Write out every line of the items below verbatim, omitting the pictures.

▸ Annotations of image regions

* * *

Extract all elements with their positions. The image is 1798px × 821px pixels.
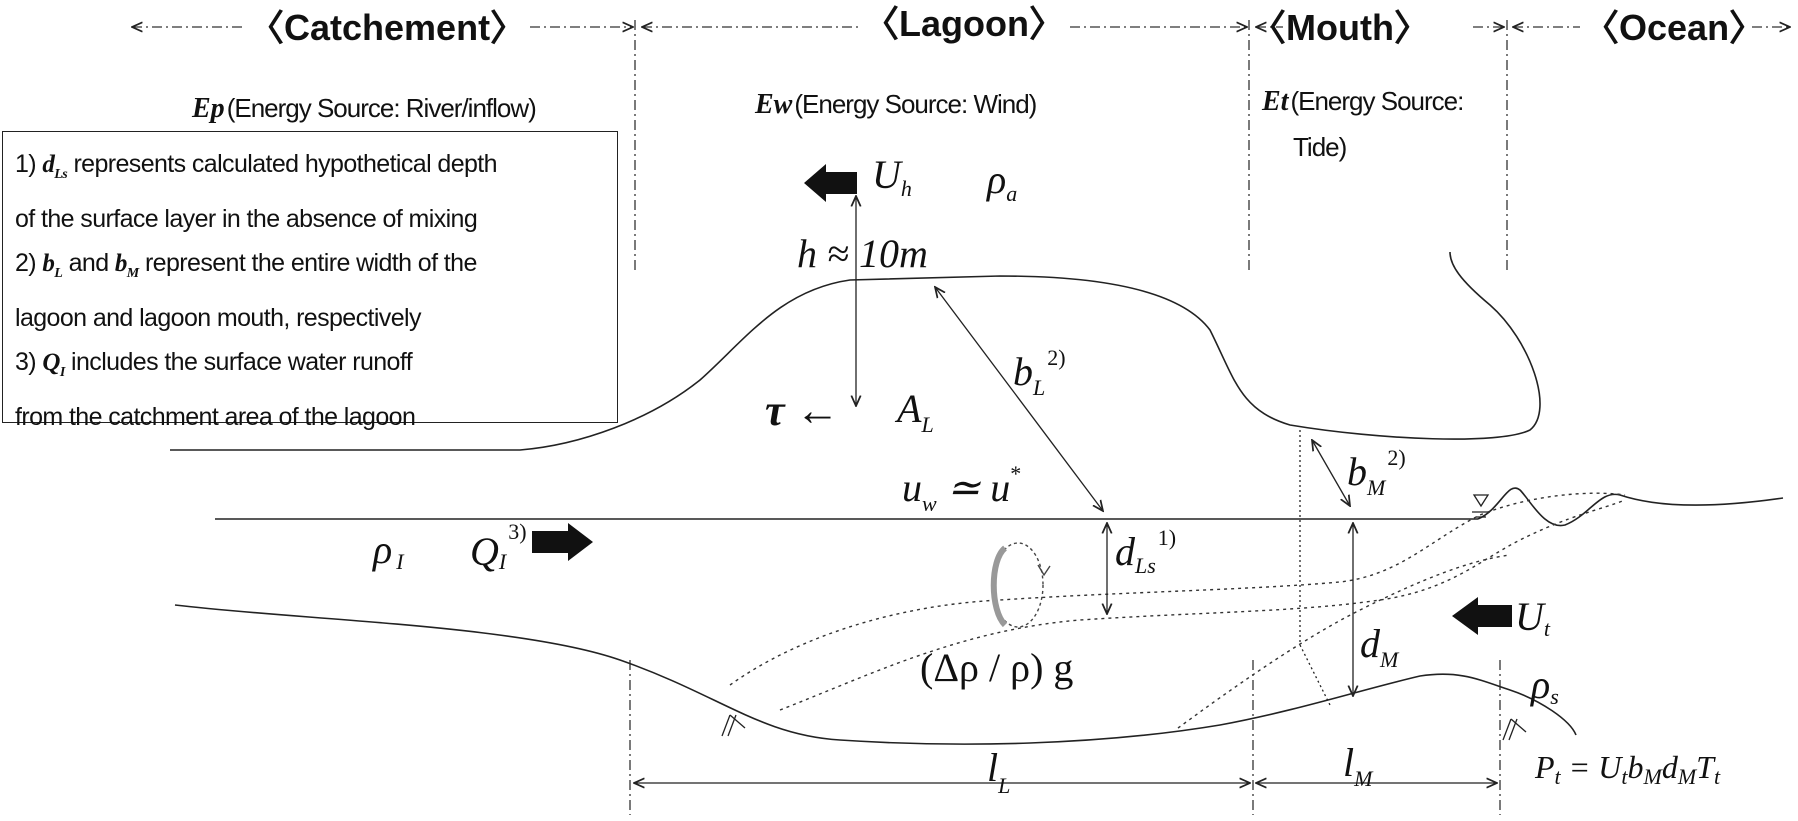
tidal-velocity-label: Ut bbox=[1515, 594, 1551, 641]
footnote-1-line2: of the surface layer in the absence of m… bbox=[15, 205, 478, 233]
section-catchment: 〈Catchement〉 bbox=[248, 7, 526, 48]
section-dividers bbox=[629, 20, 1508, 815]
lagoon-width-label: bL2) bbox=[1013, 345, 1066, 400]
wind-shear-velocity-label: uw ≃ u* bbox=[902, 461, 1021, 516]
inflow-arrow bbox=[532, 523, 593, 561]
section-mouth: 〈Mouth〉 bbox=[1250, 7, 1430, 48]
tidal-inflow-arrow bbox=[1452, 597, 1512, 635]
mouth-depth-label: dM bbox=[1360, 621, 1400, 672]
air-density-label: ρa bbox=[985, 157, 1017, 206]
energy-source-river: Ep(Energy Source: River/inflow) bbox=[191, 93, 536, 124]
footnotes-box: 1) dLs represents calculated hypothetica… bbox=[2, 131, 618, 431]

* * *

▸ Completed task
Extract all elements with their positions. The image is 1798px × 821px pixels.
tidal-velocity-label: Ut bbox=[1515, 594, 1551, 641]
footnote-1-line2: of the surface layer in the absence of m… bbox=[15, 205, 478, 233]
section-catchment: 〈Catchement〉 bbox=[248, 7, 526, 48]
section-dividers bbox=[629, 20, 1508, 815]
lagoon-width-label: bL2) bbox=[1013, 345, 1066, 400]
wind-shear-velocity-label: uw ≃ u* bbox=[902, 461, 1021, 516]
inflow-arrow bbox=[532, 523, 593, 561]
section-mouth: 〈Mouth〉 bbox=[1250, 7, 1430, 48]
tidal-inflow-arrow bbox=[1452, 597, 1512, 635]
mouth-depth-label: dM bbox=[1360, 621, 1400, 672]
air-density-label: ρa bbox=[985, 157, 1017, 206]
energy-source-river: Ep(Energy Source: River/inflow) bbox=[191, 93, 536, 124]
footnotes-box: 1) dLs represents calculated hypothetica… bbox=[2, 131, 618, 431]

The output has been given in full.